[Stated problem] Copy every line of the items below, changing nothing.

[Box annotation data]
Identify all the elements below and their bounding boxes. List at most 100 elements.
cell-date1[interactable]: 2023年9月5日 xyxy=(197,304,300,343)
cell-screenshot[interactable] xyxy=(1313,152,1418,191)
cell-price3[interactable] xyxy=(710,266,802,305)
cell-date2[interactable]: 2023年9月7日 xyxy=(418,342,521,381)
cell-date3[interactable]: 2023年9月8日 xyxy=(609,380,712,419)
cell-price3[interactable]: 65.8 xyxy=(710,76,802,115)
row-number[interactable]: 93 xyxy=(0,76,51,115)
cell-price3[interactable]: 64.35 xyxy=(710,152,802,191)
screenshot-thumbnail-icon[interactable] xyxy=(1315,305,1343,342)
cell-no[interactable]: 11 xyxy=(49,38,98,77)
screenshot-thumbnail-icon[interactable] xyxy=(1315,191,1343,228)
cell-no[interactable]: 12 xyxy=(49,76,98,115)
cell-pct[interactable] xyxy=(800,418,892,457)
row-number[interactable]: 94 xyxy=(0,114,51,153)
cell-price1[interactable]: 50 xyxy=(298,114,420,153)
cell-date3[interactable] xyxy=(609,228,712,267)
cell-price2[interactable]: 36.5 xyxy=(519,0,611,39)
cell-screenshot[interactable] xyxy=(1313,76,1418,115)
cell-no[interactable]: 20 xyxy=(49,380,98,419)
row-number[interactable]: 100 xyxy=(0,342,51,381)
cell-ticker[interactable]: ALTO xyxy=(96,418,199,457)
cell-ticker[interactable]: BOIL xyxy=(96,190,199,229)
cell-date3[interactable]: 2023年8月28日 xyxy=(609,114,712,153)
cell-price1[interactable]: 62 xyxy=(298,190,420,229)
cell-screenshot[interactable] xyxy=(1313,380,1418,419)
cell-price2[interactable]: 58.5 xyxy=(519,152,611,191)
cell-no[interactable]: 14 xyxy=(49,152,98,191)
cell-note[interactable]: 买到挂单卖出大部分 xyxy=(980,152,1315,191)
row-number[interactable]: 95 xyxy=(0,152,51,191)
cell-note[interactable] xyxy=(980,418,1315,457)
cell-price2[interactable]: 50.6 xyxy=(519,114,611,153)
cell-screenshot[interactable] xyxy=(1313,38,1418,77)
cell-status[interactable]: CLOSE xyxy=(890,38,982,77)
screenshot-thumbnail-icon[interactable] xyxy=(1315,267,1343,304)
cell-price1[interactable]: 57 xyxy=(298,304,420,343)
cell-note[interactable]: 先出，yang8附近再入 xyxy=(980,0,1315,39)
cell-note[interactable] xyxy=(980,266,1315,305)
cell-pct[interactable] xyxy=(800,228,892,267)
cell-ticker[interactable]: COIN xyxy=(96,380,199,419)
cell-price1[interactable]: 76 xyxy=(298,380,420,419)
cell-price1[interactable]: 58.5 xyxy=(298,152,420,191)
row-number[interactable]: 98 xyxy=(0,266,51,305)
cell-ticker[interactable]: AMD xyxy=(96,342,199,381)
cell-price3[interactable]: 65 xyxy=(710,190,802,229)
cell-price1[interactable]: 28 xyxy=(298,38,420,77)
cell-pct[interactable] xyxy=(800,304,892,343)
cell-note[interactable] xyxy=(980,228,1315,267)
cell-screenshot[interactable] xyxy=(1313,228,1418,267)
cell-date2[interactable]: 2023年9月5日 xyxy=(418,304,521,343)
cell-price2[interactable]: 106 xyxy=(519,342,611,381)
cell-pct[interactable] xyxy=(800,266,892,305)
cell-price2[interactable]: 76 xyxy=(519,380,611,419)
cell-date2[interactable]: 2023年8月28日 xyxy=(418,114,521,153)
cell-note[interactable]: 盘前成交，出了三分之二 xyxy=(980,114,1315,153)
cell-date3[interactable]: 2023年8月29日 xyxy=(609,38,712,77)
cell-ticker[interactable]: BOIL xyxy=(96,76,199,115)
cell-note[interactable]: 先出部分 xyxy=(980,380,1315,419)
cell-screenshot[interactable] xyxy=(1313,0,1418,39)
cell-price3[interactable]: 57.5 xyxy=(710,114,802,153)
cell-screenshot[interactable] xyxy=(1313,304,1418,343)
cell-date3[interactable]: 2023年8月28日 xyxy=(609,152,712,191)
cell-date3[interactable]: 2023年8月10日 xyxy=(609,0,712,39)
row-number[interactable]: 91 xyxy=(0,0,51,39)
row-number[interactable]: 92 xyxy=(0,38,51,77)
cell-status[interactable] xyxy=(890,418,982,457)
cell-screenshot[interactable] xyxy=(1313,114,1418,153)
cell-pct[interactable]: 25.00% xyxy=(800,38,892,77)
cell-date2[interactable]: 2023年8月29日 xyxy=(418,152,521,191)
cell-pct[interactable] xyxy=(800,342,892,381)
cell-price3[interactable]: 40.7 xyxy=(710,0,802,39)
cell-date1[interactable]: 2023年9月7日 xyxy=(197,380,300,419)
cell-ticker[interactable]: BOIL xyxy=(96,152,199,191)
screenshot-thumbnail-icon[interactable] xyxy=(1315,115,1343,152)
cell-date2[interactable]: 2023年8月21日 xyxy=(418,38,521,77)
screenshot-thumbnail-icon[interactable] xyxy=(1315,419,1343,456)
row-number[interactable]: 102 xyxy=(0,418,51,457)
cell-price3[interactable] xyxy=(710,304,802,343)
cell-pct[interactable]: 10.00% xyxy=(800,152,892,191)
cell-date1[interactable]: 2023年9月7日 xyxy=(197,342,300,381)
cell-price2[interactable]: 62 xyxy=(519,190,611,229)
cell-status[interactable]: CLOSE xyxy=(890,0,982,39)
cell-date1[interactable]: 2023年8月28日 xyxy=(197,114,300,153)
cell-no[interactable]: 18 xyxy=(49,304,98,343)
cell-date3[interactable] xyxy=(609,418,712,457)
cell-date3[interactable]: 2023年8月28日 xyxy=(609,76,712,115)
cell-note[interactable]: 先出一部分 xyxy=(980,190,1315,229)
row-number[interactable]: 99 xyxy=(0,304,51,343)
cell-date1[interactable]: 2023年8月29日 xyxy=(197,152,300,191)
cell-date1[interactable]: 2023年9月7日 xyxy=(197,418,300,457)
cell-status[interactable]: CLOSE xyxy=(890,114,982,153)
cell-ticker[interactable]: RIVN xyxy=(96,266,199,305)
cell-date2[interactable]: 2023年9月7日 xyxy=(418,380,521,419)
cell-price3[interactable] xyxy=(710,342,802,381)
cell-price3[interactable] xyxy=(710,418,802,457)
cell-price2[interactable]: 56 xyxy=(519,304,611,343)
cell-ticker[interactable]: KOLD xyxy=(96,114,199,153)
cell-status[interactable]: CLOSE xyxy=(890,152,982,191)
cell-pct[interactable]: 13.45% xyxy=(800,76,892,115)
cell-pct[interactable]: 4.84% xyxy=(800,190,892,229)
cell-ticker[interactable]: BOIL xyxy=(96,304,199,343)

[Task result]
Identify all the elements below and their bounding boxes. List at most 100 elements.
cell-date1[interactable]: 2023年9月5日 xyxy=(197,304,300,343)
cell-screenshot[interactable] xyxy=(1313,152,1418,191)
cell-price3[interactable] xyxy=(710,266,802,305)
cell-date2[interactable]: 2023年9月7日 xyxy=(418,342,521,381)
cell-date3[interactable]: 2023年9月8日 xyxy=(609,380,712,419)
cell-price3[interactable]: 65.8 xyxy=(710,76,802,115)
row-number[interactable]: 93 xyxy=(0,76,51,115)
cell-price3[interactable]: 64.35 xyxy=(710,152,802,191)
screenshot-thumbnail-icon[interactable] xyxy=(1315,305,1343,342)
cell-no[interactable]: 11 xyxy=(49,38,98,77)
screenshot-thumbnail-icon[interactable] xyxy=(1315,191,1343,228)
cell-no[interactable]: 12 xyxy=(49,76,98,115)
cell-pct[interactable] xyxy=(800,418,892,457)
row-number[interactable]: 94 xyxy=(0,114,51,153)
cell-price1[interactable]: 50 xyxy=(298,114,420,153)
cell-date3[interactable] xyxy=(609,228,712,267)
cell-price2[interactable]: 36.5 xyxy=(519,0,611,39)
cell-screenshot[interactable] xyxy=(1313,76,1418,115)
cell-no[interactable]: 20 xyxy=(49,380,98,419)
row-number[interactable]: 100 xyxy=(0,342,51,381)
cell-ticker[interactable]: ALTO xyxy=(96,418,199,457)
cell-ticker[interactable]: BOIL xyxy=(96,190,199,229)
cell-date3[interactable]: 2023年8月28日 xyxy=(609,114,712,153)
cell-price1[interactable]: 62 xyxy=(298,190,420,229)
cell-screenshot[interactable] xyxy=(1313,380,1418,419)
cell-price2[interactable]: 58.5 xyxy=(519,152,611,191)
cell-no[interactable]: 14 xyxy=(49,152,98,191)
cell-note[interactable]: 买到挂单卖出大部分 xyxy=(980,152,1315,191)
row-number[interactable]: 95 xyxy=(0,152,51,191)
cell-note[interactable] xyxy=(980,418,1315,457)
cell-price2[interactable]: 50.6 xyxy=(519,114,611,153)
cell-screenshot[interactable] xyxy=(1313,38,1418,77)
cell-status[interactable]: CLOSE xyxy=(890,38,982,77)
screenshot-thumbnail-icon[interactable] xyxy=(1315,267,1343,304)
cell-price1[interactable]: 57 xyxy=(298,304,420,343)
cell-note[interactable]: 先出，yang8附近再入 xyxy=(980,0,1315,39)
cell-note[interactable] xyxy=(980,266,1315,305)
cell-pct[interactable] xyxy=(800,228,892,267)
cell-ticker[interactable]: COIN xyxy=(96,380,199,419)
cell-price1[interactable]: 76 xyxy=(298,380,420,419)
cell-price1[interactable]: 58.5 xyxy=(298,152,420,191)
row-number[interactable]: 98 xyxy=(0,266,51,305)
cell-ticker[interactable]: AMD xyxy=(96,342,199,381)
cell-price3[interactable]: 65 xyxy=(710,190,802,229)
cell-price1[interactable]: 28 xyxy=(298,38,420,77)
cell-pct[interactable] xyxy=(800,304,892,343)
cell-note[interactable] xyxy=(980,228,1315,267)
cell-screenshot[interactable] xyxy=(1313,228,1418,267)
cell-date2[interactable]: 2023年9月5日 xyxy=(418,304,521,343)
cell-price2[interactable]: 106 xyxy=(519,342,611,381)
cell-pct[interactable] xyxy=(800,266,892,305)
cell-price2[interactable]: 76 xyxy=(519,380,611,419)
cell-date2[interactable]: 2023年8月28日 xyxy=(418,114,521,153)
cell-note[interactable]: 盘前成交，出了三分之二 xyxy=(980,114,1315,153)
cell-date3[interactable]: 2023年8月29日 xyxy=(609,38,712,77)
cell-ticker[interactable]: BOIL xyxy=(96,76,199,115)
cell-note[interactable]: 先出部分 xyxy=(980,380,1315,419)
cell-screenshot[interactable] xyxy=(1313,0,1418,39)
cell-price3[interactable]: 57.5 xyxy=(710,114,802,153)
cell-screenshot[interactable] xyxy=(1313,304,1418,343)
cell-date3[interactable]: 2023年8月28日 xyxy=(609,152,712,191)
cell-date3[interactable]: 2023年8月10日 xyxy=(609,0,712,39)
row-number[interactable]: 91 xyxy=(0,0,51,39)
row-number[interactable]: 92 xyxy=(0,38,51,77)
cell-status[interactable] xyxy=(890,418,982,457)
cell-screenshot[interactable] xyxy=(1313,114,1418,153)
cell-pct[interactable]: 25.00% xyxy=(800,38,892,77)
cell-date2[interactable]: 2023年8月29日 xyxy=(418,152,521,191)
cell-pct[interactable] xyxy=(800,342,892,381)
cell-price3[interactable]: 40.7 xyxy=(710,0,802,39)
cell-date1[interactable]: 2023年9月7日 xyxy=(197,380,300,419)
cell-ticker[interactable]: BOIL xyxy=(96,152,199,191)
screenshot-thumbnail-icon[interactable] xyxy=(1315,115,1343,152)
cell-date2[interactable]: 2023年8月21日 xyxy=(418,38,521,77)
screenshot-thumbnail-icon[interactable] xyxy=(1315,419,1343,456)
row-number[interactable]: 102 xyxy=(0,418,51,457)
cell-price3[interactable] xyxy=(710,304,802,343)
cell-pct[interactable]: 10.00% xyxy=(800,152,892,191)
cell-date1[interactable]: 2023年9月7日 xyxy=(197,342,300,381)
cell-price2[interactable]: 62 xyxy=(519,190,611,229)
cell-status[interactable]: CLOSE xyxy=(890,0,982,39)
cell-date1[interactable]: 2023年8月28日 xyxy=(197,114,300,153)
cell-no[interactable]: 18 xyxy=(49,304,98,343)
cell-date3[interactable] xyxy=(609,418,712,457)
cell-date3[interactable]: 2023年8月28日 xyxy=(609,76,712,115)
cell-note[interactable]: 先出一部分 xyxy=(980,190,1315,229)
row-number[interactable]: 99 xyxy=(0,304,51,343)
cell-date1[interactable]: 2023年8月29日 xyxy=(197,152,300,191)
cell-date1[interactable]: 2023年9月7日 xyxy=(197,418,300,457)
cell-status[interactable]: CLOSE xyxy=(890,114,982,153)
cell-ticker[interactable]: RIVN xyxy=(96,266,199,305)
cell-date2[interactable]: 2023年9月7日 xyxy=(418,380,521,419)
cell-price3[interactable] xyxy=(710,342,802,381)
cell-price3[interactable] xyxy=(710,418,802,457)
cell-price2[interactable]: 56 xyxy=(519,304,611,343)
cell-ticker[interactable]: KOLD xyxy=(96,114,199,153)
cell-status[interactable]: CLOSE xyxy=(890,152,982,191)
cell-pct[interactable]: 13.45% xyxy=(800,76,892,115)
cell-pct[interactable]: 4.84% xyxy=(800,190,892,229)
cell-ticker[interactable]: BOIL xyxy=(96,304,199,343)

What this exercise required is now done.